• _To be done_: Using the listing below, extract each line that has the word "stronie" in it.

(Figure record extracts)
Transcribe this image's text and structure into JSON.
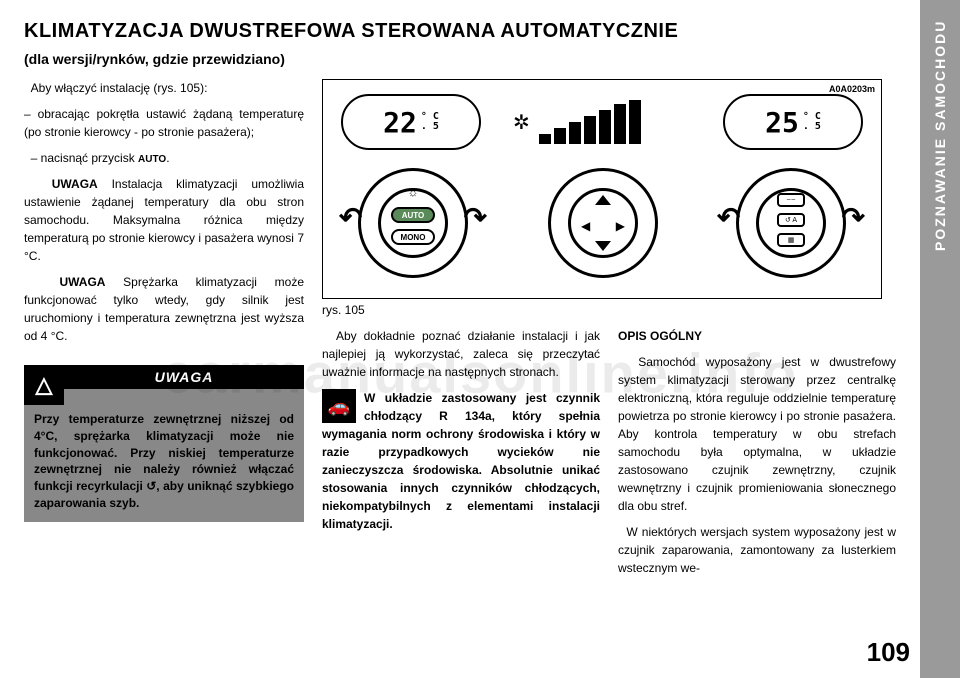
{
  "side_tab": "POZNAWANIE SAMOCHODU",
  "title": "KLIMATYZACJA DWUSTREFOWA STEROWANA AUTOMATYCZNIE",
  "subtitle": "(dla wersji/rynków, gdzie przewidziano)",
  "left": {
    "p1": "Aby włączyć instalację (rys. 105):",
    "p2": "– obracając pokrętła ustawić żądaną temperaturę (po stronie kierowcy - po stronie pasażera);",
    "p3_pre": "– nacisnąć przycisk ",
    "p3_btn": "AUTO",
    "p3_post": ".",
    "p4_pre": "UWAGA",
    "p4": " Instalacja klimatyzacji umożliwia ustawienie żądanej temperatury dla obu stron samochodu. Maksymalna różnica między temperaturą po stronie kierowcy i pasażera wynosi 7 °C.",
    "p5_pre": "UWAGA",
    "p5": " Sprężarka klimatyzacji może funkcjonować tylko wtedy, gdy silnik jest uruchomiony i temperatura zewnętrzna jest wyższa od 4 °C."
  },
  "warning": {
    "label": "UWAGA",
    "body": "Przy temperaturze zewnętrznej niższej od 4°C, sprężarka klimatyzacji może nie funkcjonować. Przy niskiej temperaturze zewnętrznej nie należy również włączać funkcji recyrkulacji ↺, aby uniknąć szybkiego zaparowania szyb."
  },
  "diagram": {
    "code": "A0A0203m",
    "temp_left": "22",
    "temp_right": "25",
    "temp_unit_top": "° C",
    "temp_unit_bot": ". 5",
    "auto": "AUTO",
    "mono": "MONO",
    "fan_bars": [
      10,
      16,
      22,
      28,
      34,
      40,
      44
    ],
    "caption": "rys. 105"
  },
  "col_mid": {
    "p1": "Aby dokładnie poznać działanie instalacji i jak najlepiej ją wykorzystać, zaleca się przeczytać uważnie informacje na następnych stronach.",
    "info": "W układzie zastosowany jest czynnik chłodzący R 134a, który spełnia wymagania norm ochrony środowiska i który w razie przypadkowych wycieków nie zanieczyszcza środowiska. Absolutnie unikać stosowania innych czynników chłodzących, niekompatybilnych z elementami instalacji klimatyzacji."
  },
  "col_right": {
    "h": "OPIS OGÓLNY",
    "p1": "Samochód wyposażony jest w dwustrefowy system klimatyzacji sterowany przez centralkę elektroniczną, która reguluje oddzielnie temperaturę powietrza po stronie kierowcy i po stronie pasażera. Aby kontrola temperatury w obu strefach samochodu była optymalna, w układzie zastosowano czujnik zewnętrzny, czujnik wewnętrzny i czujnik promieniowania słonecznego dla obu stref.",
    "p2": "W niektórych wersjach system wyposażony jest w czujnik zaparowania, zamontowany za lusterkiem wstecznym we-"
  },
  "page_number": "109",
  "watermark": "carmanualsonline.info",
  "colors": {
    "page_bg": "#ffffff",
    "body_bg": "#f5f5f5",
    "tab_bg": "#9a9a9a",
    "warning_bg": "#888888",
    "text": "#000000"
  }
}
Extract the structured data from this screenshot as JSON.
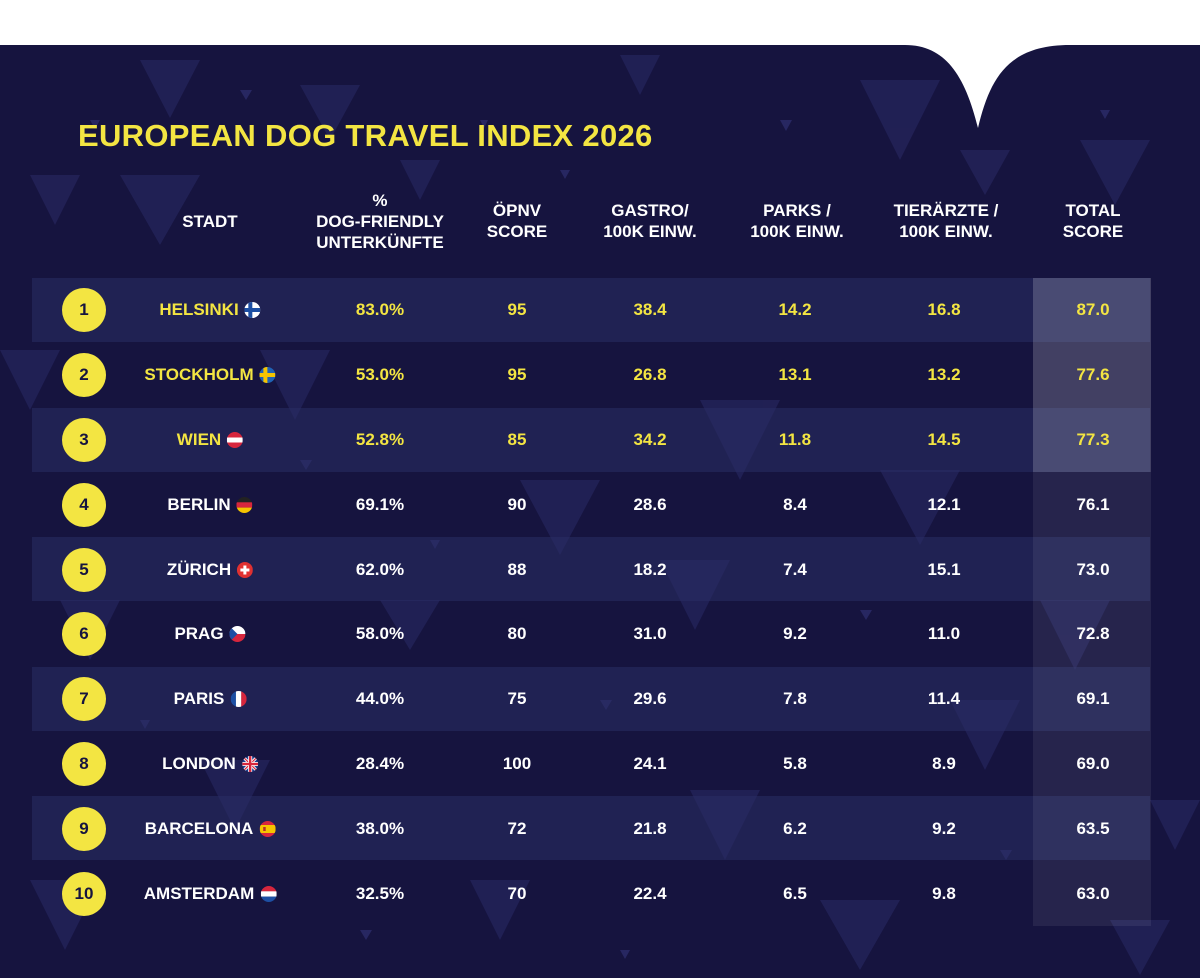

• _Result_:
    "p2": "– obracając pokrętła ustawić żądaną temperaturę (po stronie kierowcy - po stronie pasażera);",
    "p4": " Instalacja klimatyzacji umożliwia ustawienie żądanej temperatury dla obu stron samochodu. Maksymalna różnica między temperaturą po stronie kierowcy i pasażera wynosi 7 °C.",
    "p1": "Samochód wyposażony jest w dwustrefowy system klimatyzacji sterowany przez centralkę elektroniczną, która reguluje oddzielnie temperaturę powietrza po stronie kierowcy i po stronie pasażera. Aby kontrola temperatury w obu strefach samochodu była optymalna, w układzie zastosowano czujnik zewnętrzny, czujnik wewnętrzny i czujnik promieniowania słonecznego dla obu stref.",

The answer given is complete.